• WRITTEN INSTRUCTION: Repeat the whole of the data, keeping every detail the same.

• MATERIAL:

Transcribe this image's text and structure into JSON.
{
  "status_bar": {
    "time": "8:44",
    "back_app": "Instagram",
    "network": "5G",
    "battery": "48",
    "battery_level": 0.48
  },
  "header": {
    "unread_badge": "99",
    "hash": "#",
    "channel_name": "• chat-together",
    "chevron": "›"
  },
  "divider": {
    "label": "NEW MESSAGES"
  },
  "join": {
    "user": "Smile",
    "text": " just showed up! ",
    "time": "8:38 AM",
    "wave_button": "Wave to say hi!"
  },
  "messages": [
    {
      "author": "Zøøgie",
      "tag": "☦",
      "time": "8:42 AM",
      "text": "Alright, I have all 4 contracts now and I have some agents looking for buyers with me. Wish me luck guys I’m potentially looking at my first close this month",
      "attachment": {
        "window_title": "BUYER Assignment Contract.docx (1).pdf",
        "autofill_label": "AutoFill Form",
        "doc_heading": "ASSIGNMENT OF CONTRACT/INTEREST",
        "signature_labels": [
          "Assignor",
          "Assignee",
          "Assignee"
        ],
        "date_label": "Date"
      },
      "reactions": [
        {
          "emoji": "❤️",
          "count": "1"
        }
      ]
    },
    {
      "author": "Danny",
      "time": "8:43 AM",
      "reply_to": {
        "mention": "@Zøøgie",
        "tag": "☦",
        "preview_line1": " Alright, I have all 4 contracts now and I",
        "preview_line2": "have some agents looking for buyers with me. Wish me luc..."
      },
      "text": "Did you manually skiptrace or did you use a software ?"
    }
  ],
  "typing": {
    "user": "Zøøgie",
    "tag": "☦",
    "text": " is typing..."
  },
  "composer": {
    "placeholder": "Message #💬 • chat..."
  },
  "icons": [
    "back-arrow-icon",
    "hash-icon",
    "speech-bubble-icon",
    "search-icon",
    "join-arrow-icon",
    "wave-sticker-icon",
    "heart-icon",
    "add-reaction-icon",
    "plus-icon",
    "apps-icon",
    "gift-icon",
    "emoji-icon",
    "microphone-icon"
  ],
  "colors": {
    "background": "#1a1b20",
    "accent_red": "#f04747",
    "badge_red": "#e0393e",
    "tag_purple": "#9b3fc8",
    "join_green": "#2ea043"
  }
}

• WRITTEN RESPONSE:
Transcribe this image's text and structure into JSON.
{
  "status_bar": {
    "time": "8:44",
    "back_app": "Instagram",
    "network": "5G",
    "battery": "48",
    "battery_level": 0.48
  },
  "header": {
    "unread_badge": "99",
    "hash": "#",
    "channel_name": "• chat-together",
    "chevron": "›"
  },
  "divider": {
    "label": "NEW MESSAGES"
  },
  "join": {
    "user": "Smile",
    "text": " just showed up! ",
    "time": "8:38 AM",
    "wave_button": "Wave to say hi!"
  },
  "messages": [
    {
      "author": "Zøøgie",
      "tag": "☦",
      "time": "8:42 AM",
      "text": "Alright, I have all 4 contracts now and I have some agents looking for buyers with me. Wish me luck guys I’m potentially looking at my first close this month",
      "attachment": {
        "window_title": "BUYER Assignment Contract.docx (1).pdf",
        "autofill_label": "AutoFill Form",
        "doc_heading": "ASSIGNMENT OF CONTRACT/INTEREST",
        "signature_labels": [
          "Assignor",
          "Assignee",
          "Assignee"
        ],
        "date_label": "Date"
      },
      "reactions": [
        {
          "emoji": "❤️",
          "count": "1"
        }
      ]
    },
    {
      "author": "Danny",
      "time": "8:43 AM",
      "reply_to": {
        "mention": "@Zøøgie",
        "tag": "☦",
        "preview_line1": " Alright, I have all 4 contracts now and I",
        "preview_line2": "have some agents looking for buyers with me. Wish me luc..."
      },
      "text": "Did you manually skiptrace or did you use a software ?"
    }
  ],
  "typing": {
    "user": "Zøøgie",
    "tag": "☦",
    "text": " is typing..."
  },
  "composer": {
    "placeholder": "Message #💬 • chat..."
  },
  "icons": [
    "back-arrow-icon",
    "hash-icon",
    "speech-bubble-icon",
    "search-icon",
    "join-arrow-icon",
    "wave-sticker-icon",
    "heart-icon",
    "add-reaction-icon",
    "plus-icon",
    "apps-icon",
    "gift-icon",
    "emoji-icon",
    "microphone-icon"
  ],
  "colors": {
    "background": "#1a1b20",
    "accent_red": "#f04747",
    "badge_red": "#e0393e",
    "tag_purple": "#9b3fc8",
    "join_green": "#2ea043"
  }
}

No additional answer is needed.